§ **Exercise**: Go through the data below. List every line that holds the word "this".

──────────

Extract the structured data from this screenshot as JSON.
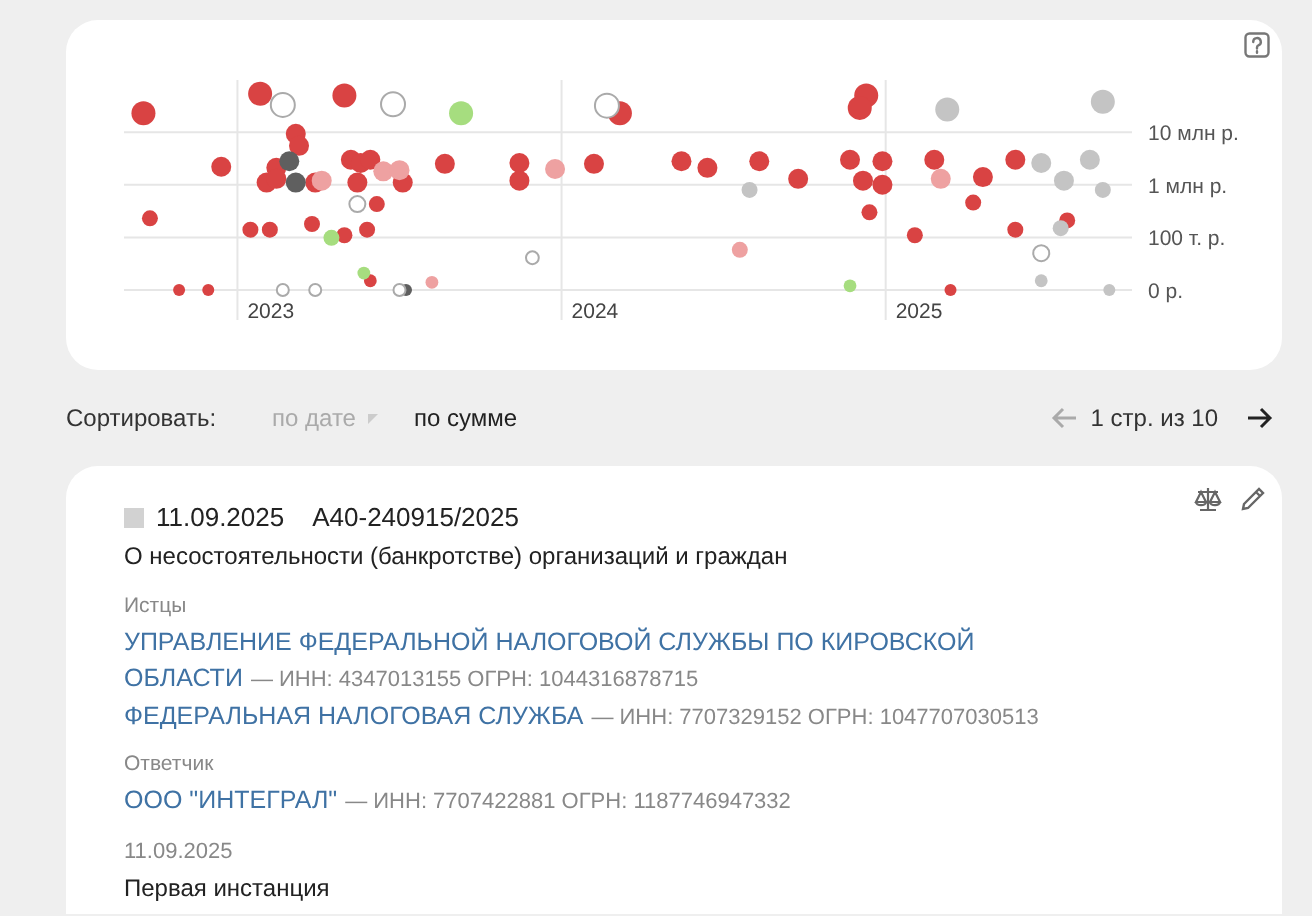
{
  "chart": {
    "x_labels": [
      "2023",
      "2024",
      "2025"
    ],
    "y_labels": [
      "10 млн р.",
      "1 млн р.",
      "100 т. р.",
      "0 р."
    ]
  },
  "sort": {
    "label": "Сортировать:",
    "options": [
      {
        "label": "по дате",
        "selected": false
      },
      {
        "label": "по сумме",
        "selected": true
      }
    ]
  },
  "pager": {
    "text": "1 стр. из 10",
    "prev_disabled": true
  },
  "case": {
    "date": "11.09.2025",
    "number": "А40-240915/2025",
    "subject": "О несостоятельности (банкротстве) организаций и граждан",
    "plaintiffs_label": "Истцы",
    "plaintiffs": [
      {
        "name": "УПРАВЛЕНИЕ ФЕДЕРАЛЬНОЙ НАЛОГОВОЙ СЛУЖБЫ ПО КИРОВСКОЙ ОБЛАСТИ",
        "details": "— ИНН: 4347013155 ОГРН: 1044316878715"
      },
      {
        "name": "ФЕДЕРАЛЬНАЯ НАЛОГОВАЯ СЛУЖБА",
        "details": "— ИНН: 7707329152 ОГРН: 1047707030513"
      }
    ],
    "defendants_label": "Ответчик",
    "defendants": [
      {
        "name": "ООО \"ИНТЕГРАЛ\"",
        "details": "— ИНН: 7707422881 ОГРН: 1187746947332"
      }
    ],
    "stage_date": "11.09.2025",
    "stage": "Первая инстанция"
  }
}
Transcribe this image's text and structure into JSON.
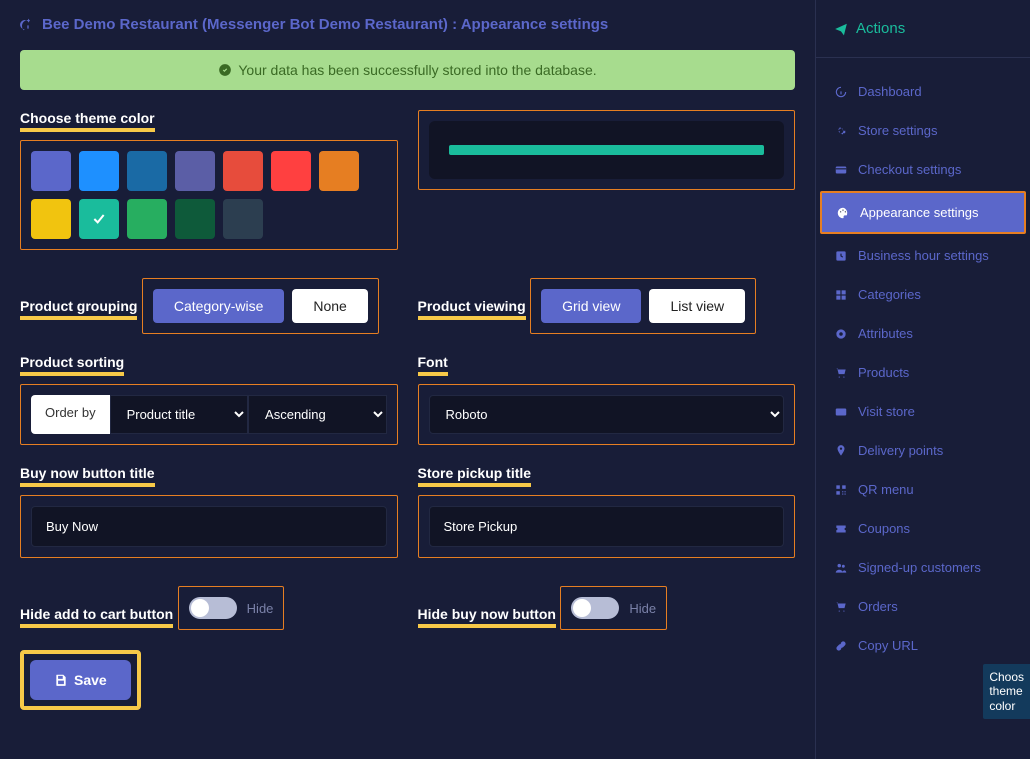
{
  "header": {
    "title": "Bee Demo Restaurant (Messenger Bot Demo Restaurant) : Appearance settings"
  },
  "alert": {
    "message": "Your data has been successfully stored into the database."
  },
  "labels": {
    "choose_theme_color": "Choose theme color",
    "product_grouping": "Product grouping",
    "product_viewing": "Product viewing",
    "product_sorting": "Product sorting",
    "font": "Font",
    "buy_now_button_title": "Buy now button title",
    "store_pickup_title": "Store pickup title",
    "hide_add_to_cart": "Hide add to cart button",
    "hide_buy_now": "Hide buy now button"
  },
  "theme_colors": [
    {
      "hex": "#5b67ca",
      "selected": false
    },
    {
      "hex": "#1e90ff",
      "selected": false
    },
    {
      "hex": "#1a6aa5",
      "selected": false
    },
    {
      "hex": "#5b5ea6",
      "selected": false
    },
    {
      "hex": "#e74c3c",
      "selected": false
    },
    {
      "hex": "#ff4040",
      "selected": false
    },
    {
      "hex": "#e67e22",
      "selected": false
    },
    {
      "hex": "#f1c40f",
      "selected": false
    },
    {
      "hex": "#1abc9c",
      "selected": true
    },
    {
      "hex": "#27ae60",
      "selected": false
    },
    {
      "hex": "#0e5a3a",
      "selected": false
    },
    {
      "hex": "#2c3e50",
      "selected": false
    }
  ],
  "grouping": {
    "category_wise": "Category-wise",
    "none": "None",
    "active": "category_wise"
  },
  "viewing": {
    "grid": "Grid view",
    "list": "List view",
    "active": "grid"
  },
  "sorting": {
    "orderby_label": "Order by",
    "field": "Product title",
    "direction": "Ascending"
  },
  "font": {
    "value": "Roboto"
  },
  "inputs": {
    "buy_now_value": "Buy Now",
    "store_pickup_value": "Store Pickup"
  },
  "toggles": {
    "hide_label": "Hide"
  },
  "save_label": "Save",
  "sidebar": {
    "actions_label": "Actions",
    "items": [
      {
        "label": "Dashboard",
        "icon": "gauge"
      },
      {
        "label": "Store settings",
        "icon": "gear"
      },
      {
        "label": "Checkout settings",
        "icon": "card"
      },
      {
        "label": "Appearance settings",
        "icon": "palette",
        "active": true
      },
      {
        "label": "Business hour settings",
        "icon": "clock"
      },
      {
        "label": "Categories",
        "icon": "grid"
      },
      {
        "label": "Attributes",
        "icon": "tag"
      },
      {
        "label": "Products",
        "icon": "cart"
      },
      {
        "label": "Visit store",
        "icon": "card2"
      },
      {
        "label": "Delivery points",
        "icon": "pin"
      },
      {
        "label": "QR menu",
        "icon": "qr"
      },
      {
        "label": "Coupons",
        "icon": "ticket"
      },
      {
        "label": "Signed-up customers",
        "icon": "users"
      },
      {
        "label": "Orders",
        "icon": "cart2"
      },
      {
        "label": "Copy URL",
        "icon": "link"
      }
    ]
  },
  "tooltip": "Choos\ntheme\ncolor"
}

──────────

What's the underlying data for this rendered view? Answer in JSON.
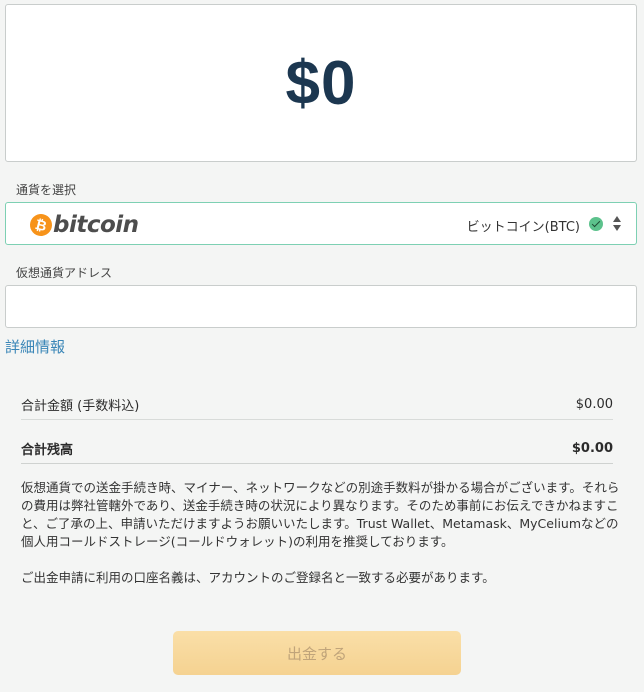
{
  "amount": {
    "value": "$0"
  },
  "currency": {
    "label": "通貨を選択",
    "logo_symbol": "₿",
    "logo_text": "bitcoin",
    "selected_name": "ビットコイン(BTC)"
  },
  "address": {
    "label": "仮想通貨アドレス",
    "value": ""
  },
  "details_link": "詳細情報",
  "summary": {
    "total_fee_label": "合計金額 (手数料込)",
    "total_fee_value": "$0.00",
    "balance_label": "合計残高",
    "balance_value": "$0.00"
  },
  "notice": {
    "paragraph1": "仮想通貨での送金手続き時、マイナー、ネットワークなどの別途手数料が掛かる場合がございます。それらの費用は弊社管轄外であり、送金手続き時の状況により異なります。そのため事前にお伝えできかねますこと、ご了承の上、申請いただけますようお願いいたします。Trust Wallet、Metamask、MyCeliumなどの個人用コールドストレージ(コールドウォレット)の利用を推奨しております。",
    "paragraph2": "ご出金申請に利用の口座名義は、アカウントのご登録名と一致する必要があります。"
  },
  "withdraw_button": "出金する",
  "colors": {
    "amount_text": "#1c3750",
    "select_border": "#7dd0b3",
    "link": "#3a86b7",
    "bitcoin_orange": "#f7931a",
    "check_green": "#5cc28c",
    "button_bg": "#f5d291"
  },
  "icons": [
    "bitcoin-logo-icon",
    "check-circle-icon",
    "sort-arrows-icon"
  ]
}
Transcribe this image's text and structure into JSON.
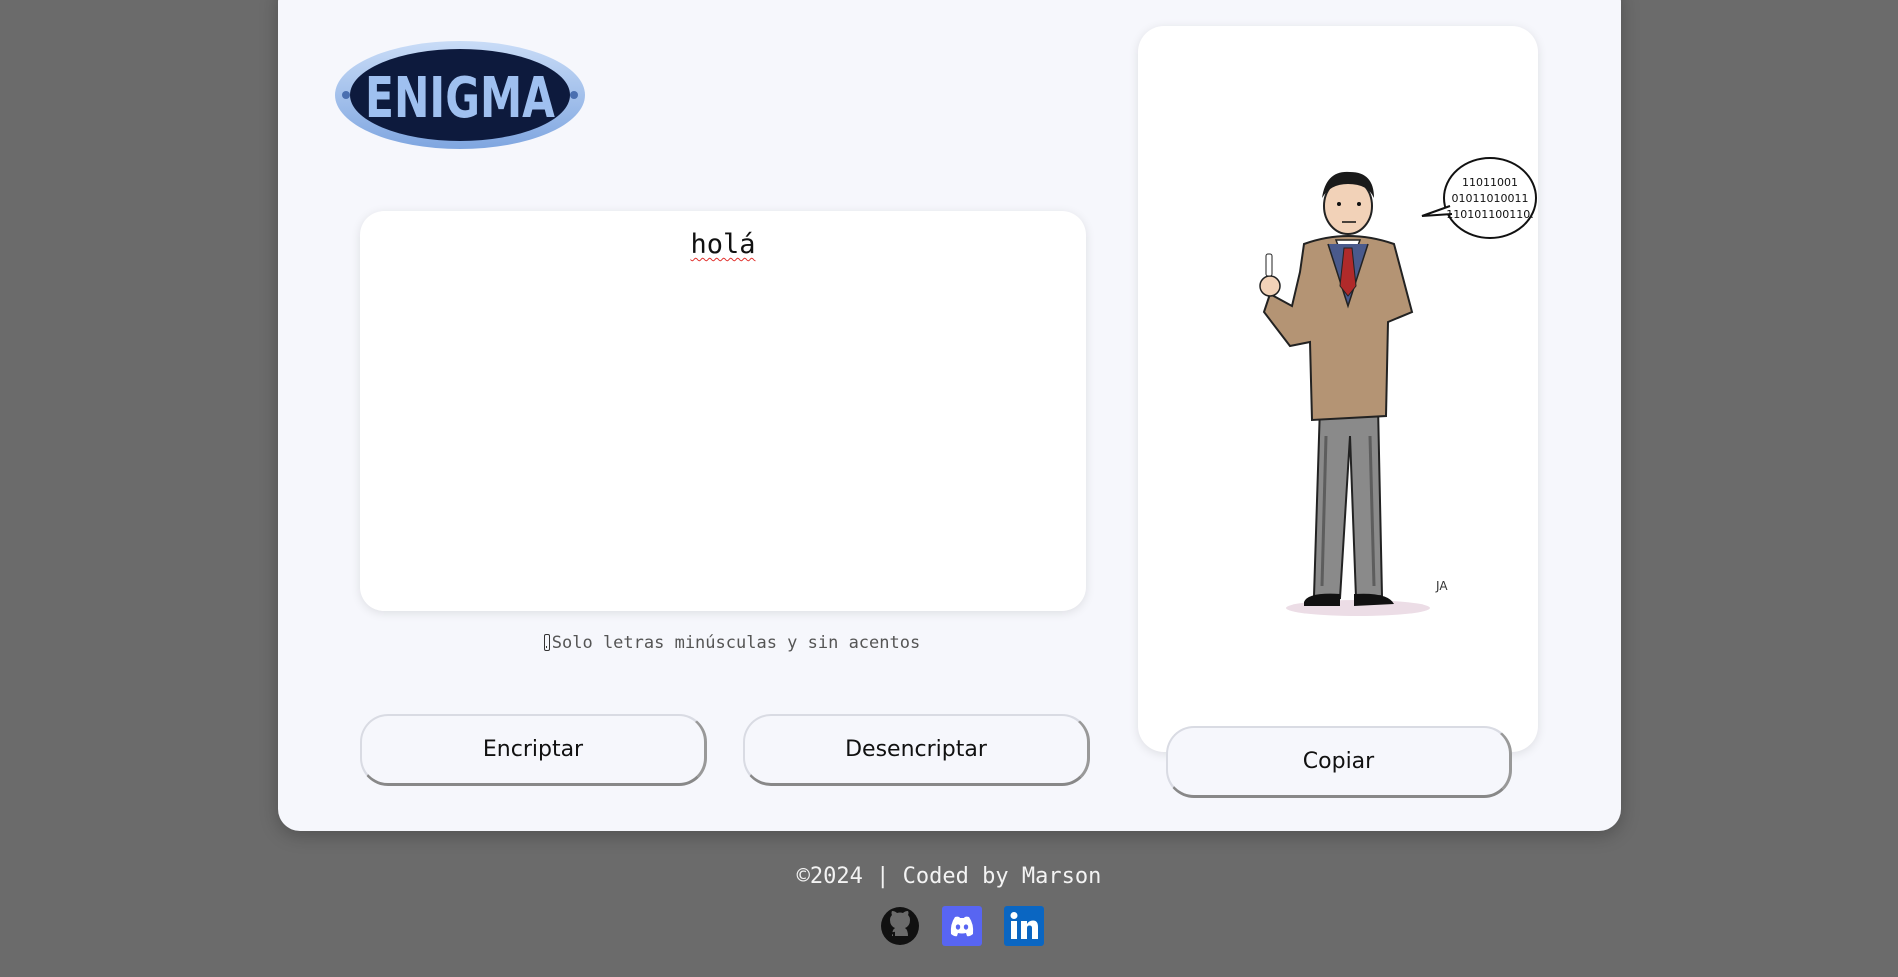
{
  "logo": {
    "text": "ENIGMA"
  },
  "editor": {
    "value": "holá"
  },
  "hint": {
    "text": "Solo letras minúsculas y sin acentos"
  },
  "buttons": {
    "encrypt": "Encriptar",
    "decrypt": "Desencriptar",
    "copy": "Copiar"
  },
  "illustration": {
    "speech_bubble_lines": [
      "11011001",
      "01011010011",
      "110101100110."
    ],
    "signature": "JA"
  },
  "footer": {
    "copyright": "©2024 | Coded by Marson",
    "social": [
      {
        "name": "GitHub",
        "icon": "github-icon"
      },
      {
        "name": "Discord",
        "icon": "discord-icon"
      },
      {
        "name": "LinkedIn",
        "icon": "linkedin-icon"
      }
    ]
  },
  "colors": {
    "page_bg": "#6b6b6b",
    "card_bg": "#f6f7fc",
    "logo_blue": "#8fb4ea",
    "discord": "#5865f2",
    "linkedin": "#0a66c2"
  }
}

──────────

§ **Written response**:
Extract the structured data from this screenshot as JSON.
Transcribe this image's text and structure into JSON.
What's the underlying data for this rendered view? Answer in JSON.
Transcribe this image's text and structure into JSON.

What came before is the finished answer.